INPUT ROWS:
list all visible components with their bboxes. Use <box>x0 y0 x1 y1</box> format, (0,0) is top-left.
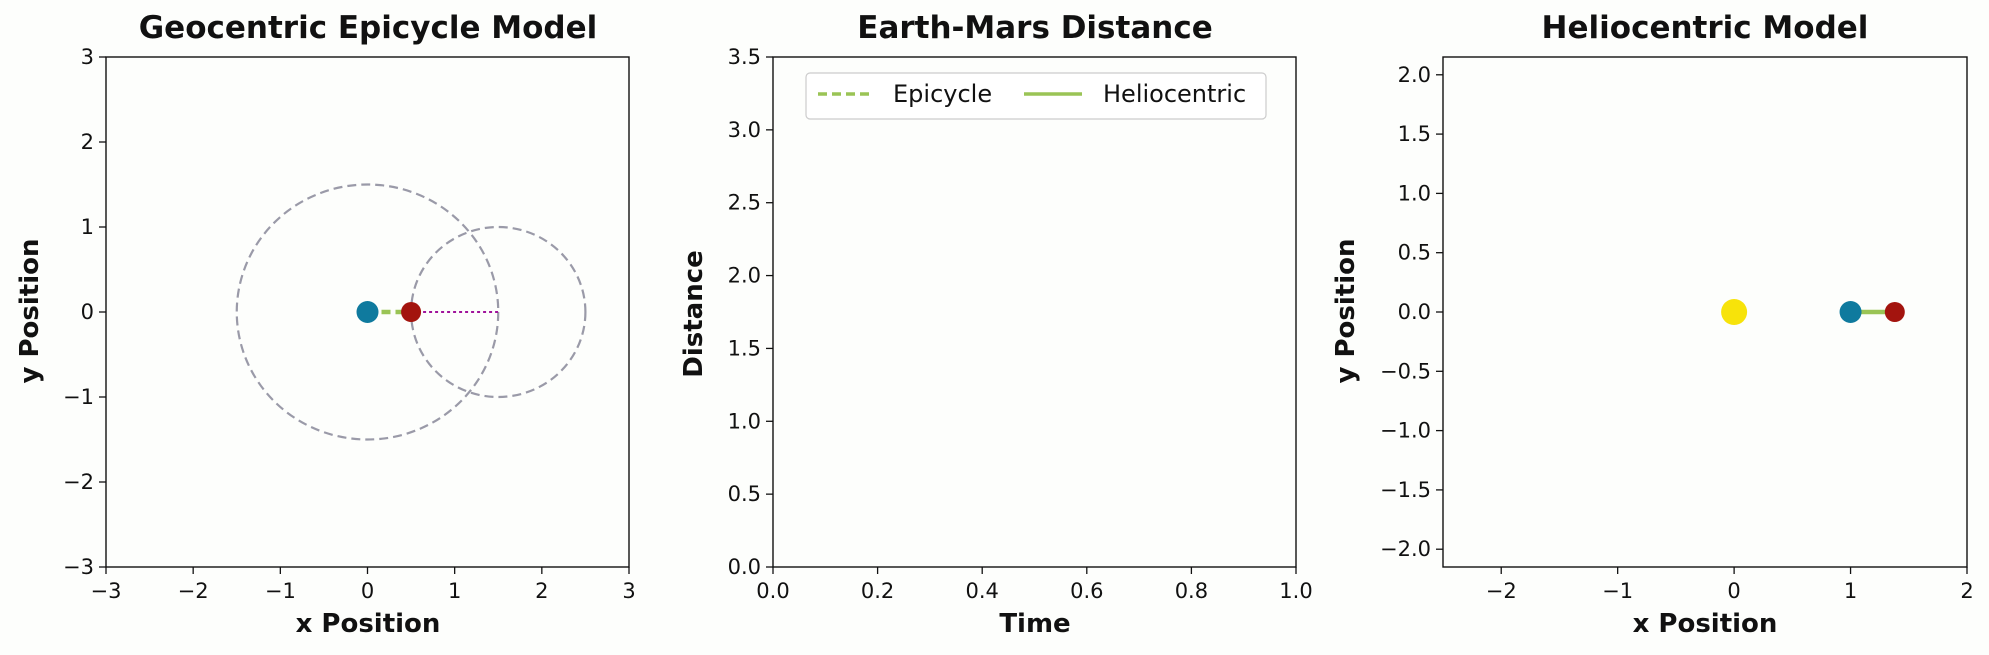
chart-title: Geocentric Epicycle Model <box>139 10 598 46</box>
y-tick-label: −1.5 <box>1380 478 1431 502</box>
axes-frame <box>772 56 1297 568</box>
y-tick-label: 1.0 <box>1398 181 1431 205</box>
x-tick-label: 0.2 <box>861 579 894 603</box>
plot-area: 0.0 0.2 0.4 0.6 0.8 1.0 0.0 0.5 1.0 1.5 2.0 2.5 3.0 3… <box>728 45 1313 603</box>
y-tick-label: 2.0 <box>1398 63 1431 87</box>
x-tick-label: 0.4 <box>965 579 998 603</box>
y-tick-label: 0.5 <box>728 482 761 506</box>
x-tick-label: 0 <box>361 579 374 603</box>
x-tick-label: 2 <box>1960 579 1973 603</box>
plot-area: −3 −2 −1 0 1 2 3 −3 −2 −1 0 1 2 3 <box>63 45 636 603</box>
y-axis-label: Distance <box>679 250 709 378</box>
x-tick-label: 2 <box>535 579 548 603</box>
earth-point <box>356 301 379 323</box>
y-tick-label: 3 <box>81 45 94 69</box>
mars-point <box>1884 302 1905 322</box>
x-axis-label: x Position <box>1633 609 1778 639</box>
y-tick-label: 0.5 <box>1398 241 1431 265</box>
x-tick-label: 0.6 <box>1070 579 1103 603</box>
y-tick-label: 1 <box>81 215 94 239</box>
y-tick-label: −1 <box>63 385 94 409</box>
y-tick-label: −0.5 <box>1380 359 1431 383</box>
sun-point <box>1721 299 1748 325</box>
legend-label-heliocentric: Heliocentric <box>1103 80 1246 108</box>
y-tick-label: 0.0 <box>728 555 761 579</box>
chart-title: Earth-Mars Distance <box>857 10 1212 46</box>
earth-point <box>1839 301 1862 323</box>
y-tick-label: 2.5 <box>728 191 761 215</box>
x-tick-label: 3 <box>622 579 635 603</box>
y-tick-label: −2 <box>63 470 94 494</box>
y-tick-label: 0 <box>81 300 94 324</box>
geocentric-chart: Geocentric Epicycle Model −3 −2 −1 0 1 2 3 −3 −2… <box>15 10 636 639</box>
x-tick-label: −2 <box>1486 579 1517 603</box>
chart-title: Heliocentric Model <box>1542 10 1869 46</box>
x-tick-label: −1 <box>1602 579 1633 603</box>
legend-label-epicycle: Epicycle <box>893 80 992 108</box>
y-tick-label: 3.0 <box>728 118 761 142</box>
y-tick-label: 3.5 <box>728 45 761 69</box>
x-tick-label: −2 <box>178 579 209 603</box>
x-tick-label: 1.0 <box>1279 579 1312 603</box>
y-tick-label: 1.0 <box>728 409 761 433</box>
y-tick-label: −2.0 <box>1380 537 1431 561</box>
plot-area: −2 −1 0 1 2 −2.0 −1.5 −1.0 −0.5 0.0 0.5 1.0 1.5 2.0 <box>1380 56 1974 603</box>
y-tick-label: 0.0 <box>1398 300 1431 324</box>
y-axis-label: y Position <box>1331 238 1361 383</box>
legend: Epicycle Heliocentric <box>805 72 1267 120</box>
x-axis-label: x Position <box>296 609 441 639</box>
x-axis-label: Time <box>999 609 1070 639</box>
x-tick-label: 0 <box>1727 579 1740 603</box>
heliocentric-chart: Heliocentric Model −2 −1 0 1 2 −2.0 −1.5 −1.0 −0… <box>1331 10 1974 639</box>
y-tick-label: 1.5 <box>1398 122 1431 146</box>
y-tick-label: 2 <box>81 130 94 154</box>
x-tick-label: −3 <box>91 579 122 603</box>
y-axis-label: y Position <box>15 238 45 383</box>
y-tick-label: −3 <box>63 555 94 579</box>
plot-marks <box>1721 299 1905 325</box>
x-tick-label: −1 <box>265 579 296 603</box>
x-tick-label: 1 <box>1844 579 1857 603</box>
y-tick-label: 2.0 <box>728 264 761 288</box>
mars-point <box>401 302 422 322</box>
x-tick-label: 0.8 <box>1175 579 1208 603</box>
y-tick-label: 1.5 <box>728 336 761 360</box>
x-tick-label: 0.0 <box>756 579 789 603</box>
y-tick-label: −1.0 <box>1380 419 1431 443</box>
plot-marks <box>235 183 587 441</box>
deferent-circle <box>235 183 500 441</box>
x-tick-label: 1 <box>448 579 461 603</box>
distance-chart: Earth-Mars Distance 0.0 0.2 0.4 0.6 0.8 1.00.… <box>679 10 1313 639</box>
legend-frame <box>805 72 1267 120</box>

TASK REQUIREMENTS: Rewrite all the lines above, changing every "x Position" to "Horizontal Position" and leaving everything else as it is. Don't include the pictures.

RIGHT ANSWER:
list all visible components with their bboxes. Use <box>x0 y0 x1 y1</box> format, (0,0) is top-left.
chart-title: Geocentric Epicycle Model <box>139 10 598 46</box>
y-tick-label: −1.5 <box>1380 478 1431 502</box>
axes-frame <box>772 56 1297 568</box>
y-tick-label: 1.0 <box>1398 181 1431 205</box>
x-tick-label: 0.2 <box>861 579 894 603</box>
plot-area: 0.0 0.2 0.4 0.6 0.8 1.0 0.0 0.5 1.0 1.5 2.0 2.5 3.0 3… <box>728 45 1313 603</box>
y-tick-label: 2.0 <box>1398 63 1431 87</box>
x-tick-label: 0.4 <box>965 579 998 603</box>
y-tick-label: 0.5 <box>728 482 761 506</box>
x-tick-label: 0 <box>361 579 374 603</box>
x-tick-label: 2 <box>1960 579 1973 603</box>
plot-area: −3 −2 −1 0 1 2 3 −3 −2 −1 0 1 2 3 <box>63 45 636 603</box>
y-axis-label: Distance <box>679 250 709 378</box>
x-tick-label: 2 <box>535 579 548 603</box>
earth-point <box>356 301 379 323</box>
y-tick-label: 3 <box>81 45 94 69</box>
mars-point <box>1884 302 1905 322</box>
x-axis-label: Horizontal Position <box>1633 609 1778 639</box>
y-tick-label: 0.5 <box>1398 241 1431 265</box>
x-tick-label: 0.6 <box>1070 579 1103 603</box>
y-tick-label: 1 <box>81 215 94 239</box>
y-tick-label: −1 <box>63 385 94 409</box>
y-tick-label: −0.5 <box>1380 359 1431 383</box>
sun-point <box>1721 299 1748 325</box>
legend-label-heliocentric: Heliocentric <box>1103 80 1246 108</box>
y-tick-label: 0.0 <box>728 555 761 579</box>
chart-title: Earth-Mars Distance <box>857 10 1212 46</box>
earth-point <box>1839 301 1862 323</box>
y-tick-label: 2.5 <box>728 191 761 215</box>
x-tick-label: 3 <box>622 579 635 603</box>
y-tick-label: −2 <box>63 470 94 494</box>
y-tick-label: 0 <box>81 300 94 324</box>
geocentric-chart: Geocentric Epicycle Model −3 −2 −1 0 1 2 3 −3 −2… <box>15 10 636 639</box>
x-tick-label: −2 <box>1486 579 1517 603</box>
chart-title: Heliocentric Model <box>1542 10 1869 46</box>
x-tick-label: −1 <box>1602 579 1633 603</box>
legend-label-epicycle: Epicycle <box>893 80 992 108</box>
y-tick-label: 3.0 <box>728 118 761 142</box>
y-tick-label: 3.5 <box>728 45 761 69</box>
x-tick-label: −2 <box>178 579 209 603</box>
x-tick-label: 1.0 <box>1279 579 1312 603</box>
y-tick-label: 1.0 <box>728 409 761 433</box>
y-tick-label: −2.0 <box>1380 537 1431 561</box>
plot-area: −2 −1 0 1 2 −2.0 −1.5 −1.0 −0.5 0.0 0.5 1.0 1.5 2.0 <box>1380 56 1974 603</box>
y-tick-label: 0.0 <box>1398 300 1431 324</box>
y-axis-label: y Position <box>1331 238 1361 383</box>
legend: Epicycle Heliocentric <box>805 72 1267 120</box>
x-axis-label: Horizontal Position <box>296 609 441 639</box>
x-axis-label: Time <box>999 609 1070 639</box>
x-tick-label: 0 <box>1727 579 1740 603</box>
heliocentric-chart: Heliocentric Model −2 −1 0 1 2 −2.0 −1.5 −1.0 −0… <box>1331 10 1974 639</box>
y-tick-label: 1.5 <box>1398 122 1431 146</box>
y-tick-label: 2 <box>81 130 94 154</box>
x-tick-label: −3 <box>91 579 122 603</box>
y-axis-label: y Position <box>15 238 45 383</box>
y-tick-label: −3 <box>63 555 94 579</box>
plot-marks <box>1721 299 1905 325</box>
x-tick-label: −1 <box>265 579 296 603</box>
x-tick-label: 1 <box>1844 579 1857 603</box>
y-tick-label: 2.0 <box>728 264 761 288</box>
mars-point <box>401 302 422 322</box>
x-tick-label: 0.8 <box>1175 579 1208 603</box>
y-tick-label: 1.5 <box>728 336 761 360</box>
x-tick-label: 0.0 <box>756 579 789 603</box>
y-tick-label: −1.0 <box>1380 419 1431 443</box>
plot-marks <box>235 183 587 441</box>
deferent-circle <box>235 183 500 441</box>
x-tick-label: 1 <box>448 579 461 603</box>
distance-chart: Earth-Mars Distance 0.0 0.2 0.4 0.6 0.8 1.00.… <box>679 10 1313 639</box>
legend-frame <box>805 72 1267 120</box>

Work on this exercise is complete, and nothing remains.